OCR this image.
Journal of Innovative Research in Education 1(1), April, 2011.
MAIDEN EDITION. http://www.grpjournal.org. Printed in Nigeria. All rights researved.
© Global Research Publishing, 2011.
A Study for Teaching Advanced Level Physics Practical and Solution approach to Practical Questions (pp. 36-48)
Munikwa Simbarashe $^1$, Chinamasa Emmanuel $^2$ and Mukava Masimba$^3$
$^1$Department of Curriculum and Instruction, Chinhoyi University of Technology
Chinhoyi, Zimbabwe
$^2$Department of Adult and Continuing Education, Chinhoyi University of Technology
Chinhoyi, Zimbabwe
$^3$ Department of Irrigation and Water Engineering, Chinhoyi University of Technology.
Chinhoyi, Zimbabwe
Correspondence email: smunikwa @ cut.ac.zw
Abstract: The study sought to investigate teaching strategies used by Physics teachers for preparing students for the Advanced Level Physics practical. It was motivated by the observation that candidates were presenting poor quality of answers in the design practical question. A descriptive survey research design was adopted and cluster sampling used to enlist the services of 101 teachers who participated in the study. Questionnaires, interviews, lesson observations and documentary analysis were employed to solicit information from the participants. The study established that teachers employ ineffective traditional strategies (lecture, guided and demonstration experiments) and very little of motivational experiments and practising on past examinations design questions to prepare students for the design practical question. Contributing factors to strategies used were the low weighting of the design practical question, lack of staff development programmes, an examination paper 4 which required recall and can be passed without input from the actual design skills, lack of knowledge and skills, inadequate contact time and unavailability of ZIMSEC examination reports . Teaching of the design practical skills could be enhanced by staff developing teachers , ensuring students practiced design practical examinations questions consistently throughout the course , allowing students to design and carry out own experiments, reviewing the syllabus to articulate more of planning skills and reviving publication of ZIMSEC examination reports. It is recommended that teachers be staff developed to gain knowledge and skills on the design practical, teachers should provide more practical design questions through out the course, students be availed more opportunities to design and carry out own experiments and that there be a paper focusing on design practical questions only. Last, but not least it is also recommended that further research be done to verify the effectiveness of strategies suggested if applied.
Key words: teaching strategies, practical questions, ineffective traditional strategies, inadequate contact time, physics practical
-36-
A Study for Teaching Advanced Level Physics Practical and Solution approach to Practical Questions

#####

Exercise objective:
Search the data for "University" and list every line in which it occurs.

Task response:
$^1$Department of Curriculum and Instruction, Chinhoyi University of Technology
$^2$Department of Adult and Continuing Education, Chinhoyi University of Technology
$^3$ Department of Irrigation and Water Engineering, Chinhoyi University of Technology.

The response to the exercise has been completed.